Castile’s girlfriend, Diamond Reynolds, started streaming on Facebook Live right after the shooting, and that video spread widely in the ensuing hours.
Legal experts say the smartphone has profoundly affected how the public views police killings. Courts and juries have also traditionally given police officers more credibility than typical witnesses. But video evidence can contradict their testimony — and puts pressure on the criminal justice system to respond.
“It used to be that there would be, ‘He says, he says,’ ” said Richard Frase, a professor of criminal law at the University of Minnesota Law School. “Now, we've got all of these cases on video, which not only reduces the swearing back and forth about what actually happened, but it also ups the ante in terms of public opinion.”
Every police-custody death is different, and Chauvin’s case stands out in at least one significant way, said Frase, who predicts that the former officer would have a difficult time claiming self-defense.

########

* **GIVEN EXERCISE 1**:
Answer these questions from the police video excerpt:
(a) Who started streaming on Facebook Live right after the shooting?
(b) Where is Richard Frase a professor of criminal law?
(c) What does Frase predict the former officer would have a hard time claiming?
* **GIVEN EXERCISE 2**:
Write out the part of the police video excerpt starting at "Castile’s girlfriend, Diamond" and ending at "system to respond.", word for word.
The rows that follow have nothing to do with this.

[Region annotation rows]
########

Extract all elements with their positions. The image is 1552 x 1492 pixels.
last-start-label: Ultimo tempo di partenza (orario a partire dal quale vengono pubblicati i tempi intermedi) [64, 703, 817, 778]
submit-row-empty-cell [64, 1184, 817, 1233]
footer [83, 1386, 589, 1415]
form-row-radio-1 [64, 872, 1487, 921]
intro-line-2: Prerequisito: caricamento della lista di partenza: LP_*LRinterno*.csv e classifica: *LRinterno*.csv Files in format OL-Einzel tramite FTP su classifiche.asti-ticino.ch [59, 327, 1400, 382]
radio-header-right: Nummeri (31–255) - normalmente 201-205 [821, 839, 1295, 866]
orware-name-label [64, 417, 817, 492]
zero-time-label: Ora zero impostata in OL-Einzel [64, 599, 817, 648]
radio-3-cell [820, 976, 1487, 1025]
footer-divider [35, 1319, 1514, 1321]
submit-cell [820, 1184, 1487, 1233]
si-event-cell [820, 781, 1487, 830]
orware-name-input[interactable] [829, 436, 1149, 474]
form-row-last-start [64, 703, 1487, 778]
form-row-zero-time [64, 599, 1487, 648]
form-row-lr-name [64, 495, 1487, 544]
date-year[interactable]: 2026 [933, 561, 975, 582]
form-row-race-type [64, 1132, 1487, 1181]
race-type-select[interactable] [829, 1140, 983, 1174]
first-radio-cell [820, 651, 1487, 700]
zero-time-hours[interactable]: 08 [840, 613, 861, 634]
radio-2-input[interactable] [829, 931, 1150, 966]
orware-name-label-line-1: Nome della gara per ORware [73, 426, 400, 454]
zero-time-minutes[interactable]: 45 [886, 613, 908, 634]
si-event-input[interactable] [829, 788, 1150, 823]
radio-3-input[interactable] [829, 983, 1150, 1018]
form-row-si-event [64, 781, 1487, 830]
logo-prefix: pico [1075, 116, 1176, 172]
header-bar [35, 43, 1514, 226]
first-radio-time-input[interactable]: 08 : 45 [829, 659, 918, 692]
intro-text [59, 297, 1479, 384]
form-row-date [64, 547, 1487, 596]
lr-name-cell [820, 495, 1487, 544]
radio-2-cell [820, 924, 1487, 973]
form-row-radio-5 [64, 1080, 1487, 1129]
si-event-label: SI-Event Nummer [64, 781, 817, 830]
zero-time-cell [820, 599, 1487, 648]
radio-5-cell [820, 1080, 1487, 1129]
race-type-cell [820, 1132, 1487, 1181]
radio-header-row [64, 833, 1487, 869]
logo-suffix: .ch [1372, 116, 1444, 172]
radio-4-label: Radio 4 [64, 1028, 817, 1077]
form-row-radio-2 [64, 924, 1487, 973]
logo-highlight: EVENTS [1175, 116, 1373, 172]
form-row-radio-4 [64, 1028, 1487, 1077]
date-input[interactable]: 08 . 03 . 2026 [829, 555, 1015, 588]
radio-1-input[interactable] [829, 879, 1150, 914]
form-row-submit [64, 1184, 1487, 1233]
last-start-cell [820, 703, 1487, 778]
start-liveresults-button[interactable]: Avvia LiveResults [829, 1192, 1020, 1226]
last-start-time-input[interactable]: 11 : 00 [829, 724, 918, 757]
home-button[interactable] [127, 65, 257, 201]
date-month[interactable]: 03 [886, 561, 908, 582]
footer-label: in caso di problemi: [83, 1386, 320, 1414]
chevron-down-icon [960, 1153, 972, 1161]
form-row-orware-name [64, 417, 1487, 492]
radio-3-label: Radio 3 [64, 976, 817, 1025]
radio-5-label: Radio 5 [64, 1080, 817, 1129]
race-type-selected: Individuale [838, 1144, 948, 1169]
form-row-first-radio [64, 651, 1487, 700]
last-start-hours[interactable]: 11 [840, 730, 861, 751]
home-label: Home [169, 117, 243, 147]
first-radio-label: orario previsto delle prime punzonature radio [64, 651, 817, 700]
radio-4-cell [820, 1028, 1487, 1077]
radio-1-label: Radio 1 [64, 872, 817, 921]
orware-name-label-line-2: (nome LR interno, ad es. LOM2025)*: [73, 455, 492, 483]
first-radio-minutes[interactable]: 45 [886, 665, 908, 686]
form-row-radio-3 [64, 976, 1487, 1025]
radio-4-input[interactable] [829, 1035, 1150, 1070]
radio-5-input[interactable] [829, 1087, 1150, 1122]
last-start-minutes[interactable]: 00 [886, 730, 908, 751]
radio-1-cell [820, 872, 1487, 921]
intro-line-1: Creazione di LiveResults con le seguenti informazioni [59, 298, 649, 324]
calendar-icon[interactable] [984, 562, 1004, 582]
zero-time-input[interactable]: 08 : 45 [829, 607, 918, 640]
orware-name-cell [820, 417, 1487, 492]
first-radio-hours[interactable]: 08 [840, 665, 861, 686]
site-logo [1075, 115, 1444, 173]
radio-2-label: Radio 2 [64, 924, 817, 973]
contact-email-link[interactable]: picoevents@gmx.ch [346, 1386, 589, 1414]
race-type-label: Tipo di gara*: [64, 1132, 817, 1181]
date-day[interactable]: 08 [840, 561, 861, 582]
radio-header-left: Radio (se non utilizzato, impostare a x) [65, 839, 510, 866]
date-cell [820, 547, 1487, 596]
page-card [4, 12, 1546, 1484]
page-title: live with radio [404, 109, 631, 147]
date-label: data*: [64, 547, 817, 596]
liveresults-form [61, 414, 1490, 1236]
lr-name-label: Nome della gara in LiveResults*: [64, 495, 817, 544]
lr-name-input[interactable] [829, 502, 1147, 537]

########

* **EXERCISE ANSWER 1**:
(a) Castile's girlfriend, Diamond Reynolds
(b) The University of Minnesota Law School
(c) Self-defense

* **EXERCISE ANSWER 2**:
Castile’s girlfriend, Diamond Reynolds, started streaming on Facebook Live right after the shooting, and that video spread widely in the ensuing hours.
Legal experts say the smartphone has profoundly affected how the public views police killings. Courts and juries have also traditionally given police officers more credibility than typical witnesses. But video evidence can contradict their testimony — and puts pressure on the criminal justice system to respond.